→ **Prompt 1**:
According to the excerpt on function classes, how is it checked that the first function mentioned does not belong to the class?
→ **Prompt 2**:
Using the excerpt on function classes, say whether each statement holds, and back each yes or no with the deciding words: (a) the characterization it presents is called complicated; (b) for a function in the class, both functions it names come out non-negative; (c) the result marked (66) is reached with the help of (9).

→ **Excerpt provided**:
┌────────

The fact that \(1- e^{-\lambda ^{0.9}}(1+0.9 \; \lambda ^{0.9}) \notin \mathcal {B}\!\mathcal {F}\) is checked by the sign change of its second derivative. By definition of the classes \(\mathcal {B}\!\mathcal {F}^{*}_s\), and by the relation

$$\begin{aligned} \Omega _r(\varepsilon _t(\phi _\diamond ))= \Omega _s(\varepsilon _t(\phi _\diamond ))+(r-s)\;\varepsilon _t(\phi _\diamond ), \end{aligned}$$

we have that

$$\begin{aligned} \mathcal {B}\!\mathcal {F}^{*}_s \subset \mathcal {B}\!\mathcal {F}^{*}_r \Longleftrightarrow 0<s <r. \end{aligned}$$

We now present a simple characterization of the functions in \(\mathcal {B}\!\mathcal {F}^{*}_s\). Due to the representation

$$\begin{aligned} \Omega _s\big (\varepsilon _t(\phi _\diamond )\big )(\lambda ) = s \;\varepsilon _t(\phi _\diamond )(\lambda ) -\lambda \varepsilon _t(\phi _\diamond )' (\lambda ) = s- e^{-t\phi _\diamond (\lambda )}\big (s+t\lambda \phi _\diamond '(\lambda )\big ), \end{aligned}$$

(65)

we see that if \(\phi \in \mathcal {B}\!\mathcal {F}^{*}_s\), then both functions \(\Omega _s\big (\varepsilon _t(\phi _\diamond )\big )\) and \(s-\Omega _s\big (\varepsilon _t(\phi _\diamond )\big )\) are non-negative, and by (9), we obtain that

$$\begin{aligned} \lambda \mapsto \varphi _{s,t}(\lambda ):= s- \Omega _s\big (\varepsilon _t(\phi _\diamond ) \big )(\lambda ) = e^{-t\phi _\diamond (\lambda )}\big (s+t\lambda \phi _\diamond '(\lambda )\big ) \in \mathcal{C}\mathcal{M}, \,\, \forall t>0. \end{aligned}$$

(66)

└────────

Bounding box annotations:
┌────────

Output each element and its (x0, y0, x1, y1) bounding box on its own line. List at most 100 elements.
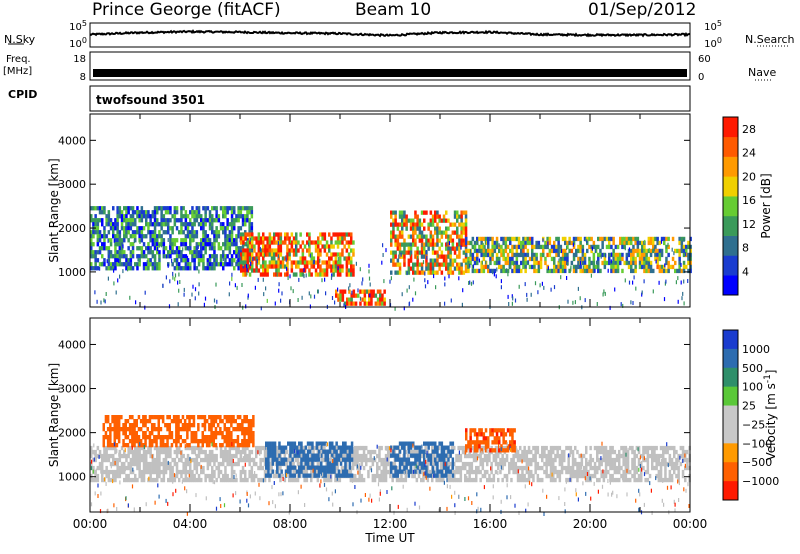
velocity-cell-4 (469, 444, 472, 449)
velocity-cell-1 (177, 435, 180, 440)
velocity-cell-0 (186, 453, 190, 459)
velocity-cell-2 (331, 445, 334, 450)
power-cell-4 (667, 236, 670, 242)
velocity-cell-0 (248, 469, 251, 475)
power-noise-cell (648, 248, 650, 253)
velocity-cell-0 (178, 457, 181, 463)
velocity-cell-0 (545, 445, 548, 451)
velocity-cell-0 (307, 445, 311, 451)
power-cell-4 (557, 260, 560, 266)
velocity-cell-1 (168, 423, 171, 428)
velocity-cell-4 (467, 444, 470, 449)
power-cell-0 (127, 226, 130, 231)
velocity-cell-0 (140, 445, 144, 451)
power-cell-0 (127, 218, 130, 223)
power-cell-3 (414, 210, 417, 215)
power-cell-3 (396, 262, 400, 267)
power-noise-cell (485, 260, 487, 265)
power-noise-cell (477, 240, 479, 245)
power-cell-0 (224, 206, 227, 211)
velocity-cell-0 (525, 457, 529, 463)
power-cell-0 (96, 238, 100, 243)
velocity-cell-0 (184, 465, 188, 471)
velocity-cell-0 (118, 457, 122, 463)
velocity-cell-0 (112, 453, 115, 459)
power-cell-1 (308, 236, 311, 241)
power-cell-1 (270, 260, 274, 265)
power-noise-cell (122, 244, 124, 249)
velocity-cell-3 (436, 445, 439, 450)
velocity-cell-4 (482, 440, 486, 445)
velocity-cell-2 (273, 441, 277, 446)
velocity-cell-1 (148, 415, 152, 420)
power-cell-0 (156, 242, 159, 247)
velocity-cell-0 (455, 477, 458, 483)
velocity-cell-3 (398, 461, 402, 466)
velocity-cell-1 (148, 419, 152, 424)
power-cell-0 (228, 206, 232, 211)
power-cell-0 (226, 218, 229, 223)
power-cell-4 (559, 260, 563, 266)
velocity-cell-0 (193, 445, 196, 451)
power-cell-4 (623, 236, 626, 242)
power-cell-0 (175, 218, 179, 223)
power-noise-cell (262, 277, 264, 282)
power-cell-3 (464, 214, 468, 219)
power-cell-1 (251, 252, 254, 257)
power-noise-cell (511, 301, 513, 306)
power-cell-4 (539, 252, 543, 258)
power-cell-0 (250, 226, 254, 231)
power-cell-4 (539, 264, 543, 270)
velocity-cell-0 (653, 465, 656, 471)
power-noise-cell (325, 291, 327, 296)
power-cell-0 (248, 226, 251, 231)
power-cell-1 (347, 240, 351, 245)
velocity-cell-0 (202, 457, 205, 463)
velocity-cell-0 (585, 457, 588, 463)
power-cell-0 (202, 234, 205, 239)
power-cell-1 (284, 232, 287, 237)
power-cell-3 (390, 250, 393, 255)
velocity-cell-0 (604, 461, 608, 467)
power-cell-2 (383, 289, 386, 294)
velocity-cell-2 (267, 445, 270, 450)
velocity-cell-0 (167, 445, 170, 451)
velocity-cell-0 (248, 457, 251, 463)
power-cell-0 (90, 218, 93, 223)
velocity-cell-2 (315, 465, 319, 470)
power-cell-0 (142, 214, 146, 219)
velocity-cell-2 (300, 457, 303, 462)
power-cell-0 (222, 230, 225, 235)
power-cell-1 (297, 264, 300, 269)
velocity-cell-1 (164, 443, 167, 448)
power-noise-cell (635, 286, 637, 291)
velocity-cell-0 (338, 477, 342, 483)
power-cell-4 (504, 248, 508, 254)
power-noise-cell (500, 285, 502, 290)
power-cell-3 (427, 242, 430, 247)
velocity-cell-0 (646, 449, 650, 455)
velocity-cell-4 (473, 448, 477, 453)
velocity-cell-1 (102, 423, 105, 428)
power-cell-0 (162, 230, 166, 235)
power-cell-0 (151, 266, 155, 271)
power-cell-4 (586, 236, 589, 242)
power-cell-3 (418, 222, 422, 227)
velocity-cell-0 (149, 477, 152, 483)
velocity-cell-1 (219, 415, 222, 420)
velocity-cell-0 (569, 477, 573, 483)
power-cell-1 (286, 272, 289, 277)
power-cell-4 (526, 248, 530, 254)
power-noise-cell (500, 279, 502, 284)
velocity-cell-2 (295, 453, 299, 458)
velocity-cell-0 (138, 465, 141, 471)
power-cell-3 (449, 250, 452, 255)
power-cell-1 (242, 272, 245, 277)
power-cell-3 (434, 230, 437, 235)
power-cell-4 (548, 248, 552, 254)
power-cell-3 (412, 242, 415, 247)
power-cell-0 (173, 258, 177, 263)
power-cell-4 (685, 244, 688, 250)
velocity-cell-1 (111, 443, 114, 448)
velocity-cell-0 (602, 473, 606, 479)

└────────

→ **Answer 1**:
By the sign change of its second derivative.

→ **Answer 2**:
(a) No: "We now present a simple characterization"
(b) Yes: "are non-negative"
(c) Yes: "by (9), we obtain that"